[Stored data]
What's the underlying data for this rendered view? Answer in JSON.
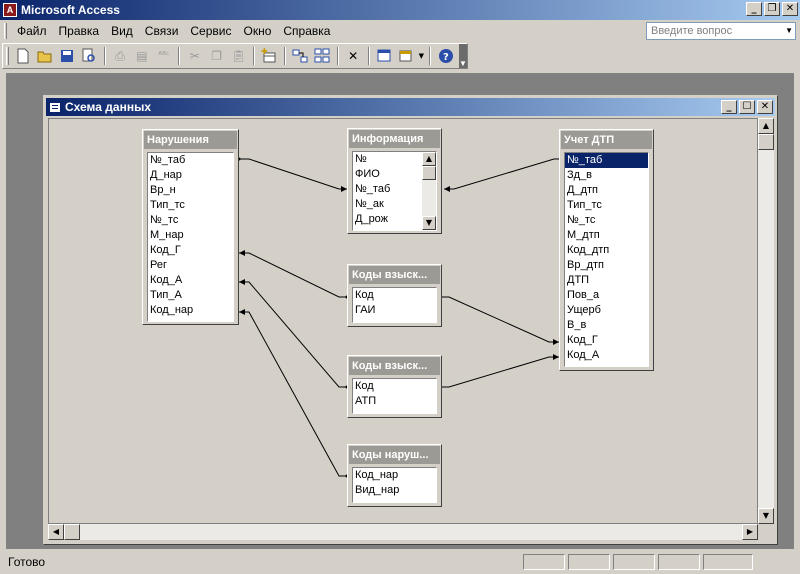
{
  "app": {
    "title": "Microsoft Access",
    "icon": "access-icon"
  },
  "menu": [
    {
      "label": "Файл"
    },
    {
      "label": "Правка"
    },
    {
      "label": "Вид"
    },
    {
      "label": "Связи"
    },
    {
      "label": "Сервис"
    },
    {
      "label": "Окно"
    },
    {
      "label": "Справка"
    }
  ],
  "help": {
    "placeholder": "Введите вопрос"
  },
  "window": {
    "title": "Схема данных"
  },
  "tables": {
    "narusheniya": {
      "title": "Нарушения",
      "fields": [
        "№_таб",
        "Д_нар",
        "Вр_н",
        "Тип_тс",
        "№_тс",
        "М_нар",
        "Код_Г",
        "Рег",
        "Код_А",
        "Тип_А",
        "Код_нар"
      ]
    },
    "informaciya": {
      "title": "Информация",
      "fields": [
        "№",
        "ФИО",
        "№_таб",
        "№_ак",
        "Д_рож"
      ]
    },
    "kody_gai": {
      "title": "Коды взыск...",
      "fields": [
        "Код",
        "ГАИ"
      ]
    },
    "kody_atp": {
      "title": "Коды взыск...",
      "fields": [
        "Код",
        "АТП"
      ]
    },
    "kody_nar": {
      "title": "Коды наруш...",
      "fields": [
        "Код_нар",
        "Вид_нар"
      ]
    },
    "uchet_dtp": {
      "title": "Учет ДТП",
      "fields": [
        "№_таб",
        "Зд_в",
        "Д_дтп",
        "Тип_тс",
        "№_тс",
        "М_дтп",
        "Код_дтп",
        "Вр_дтп",
        "ДТП",
        "Пов_а",
        "Ущерб",
        "В_в",
        "Код_Г",
        "Код_А"
      ],
      "selected": "№_таб"
    }
  },
  "status": {
    "text": "Готово"
  }
}
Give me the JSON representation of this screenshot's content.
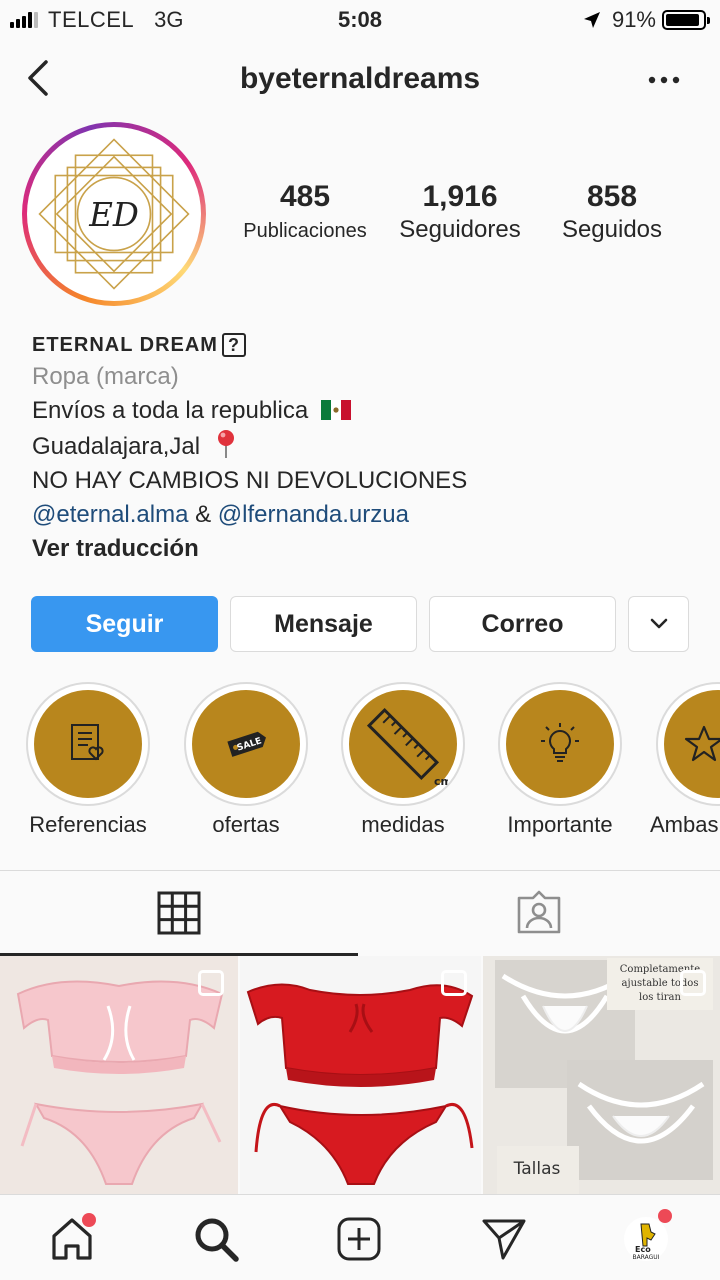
{
  "status_bar": {
    "carrier": "TELCEL",
    "network": "3G",
    "time": "5:08",
    "battery_percent": "91%",
    "battery_level": 0.91
  },
  "header": {
    "username": "byeternaldreams",
    "back_icon": "chevron-left-icon",
    "more_icon": "more-horizontal-icon"
  },
  "profile": {
    "avatar_monogram": "ED",
    "stats": [
      {
        "value": "485",
        "label": "Publicaciones"
      },
      {
        "value": "1,916",
        "label": "Seguidores"
      },
      {
        "value": "858",
        "label": "Seguidos"
      }
    ],
    "name": "ETERNAL DREAM",
    "name_badge": "?",
    "category": "Ropa (marca)",
    "bio_line1": "Envíos a toda la republica",
    "bio_line2": "Guadalajara,Jal",
    "bio_line3": "NO HAY CAMBIOS NI DEVOLUCIONES",
    "mention1": "@eternal.alma",
    "mention_sep": " & ",
    "mention2": "@lfernanda.urzua",
    "translate": "Ver traducción"
  },
  "actions": {
    "follow": "Seguir",
    "message": "Mensaje",
    "email": "Correo",
    "dropdown_icon": "chevron-down-icon"
  },
  "highlights": [
    {
      "label": "Referencias",
      "icon": "clipboard-heart-icon"
    },
    {
      "label": "ofertas",
      "icon": "sale-tag-icon"
    },
    {
      "label": "medidas",
      "icon": "ruler-icon"
    },
    {
      "label": "Importante",
      "icon": "lightbulb-icon"
    },
    {
      "label": "Ambas",
      "icon": "star-icon"
    }
  ],
  "tabs": [
    {
      "icon": "grid-icon",
      "active": true
    },
    {
      "icon": "tagged-person-icon",
      "active": false
    }
  ],
  "posts": [
    {
      "name": "pink-lingerie-post",
      "bg": "#efe7e2"
    },
    {
      "name": "red-lingerie-post",
      "bg": "#f6f6f6"
    },
    {
      "name": "white-lace-post",
      "bg": "#ebe8e3",
      "text_top": "Completamente ajustable todos los tiran",
      "text_bottom": "Tallas"
    }
  ],
  "bottom_nav": [
    "home-icon",
    "search-icon",
    "new-post-icon",
    "activity-icon",
    "profile-avatar-icon"
  ],
  "colors": {
    "accent": "#3897f0",
    "highlight_gold": "#b8861d",
    "notification": "#ed4956",
    "link": "#1f4c7a"
  },
  "profile_avatar_text": "Eco BARAGUI"
}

• Your task: Scan the data above and copy every line with "lingerie" in it.

• Solution to the problem:
      "name": "pink-lingerie-post",
      "name": "red-lingerie-post",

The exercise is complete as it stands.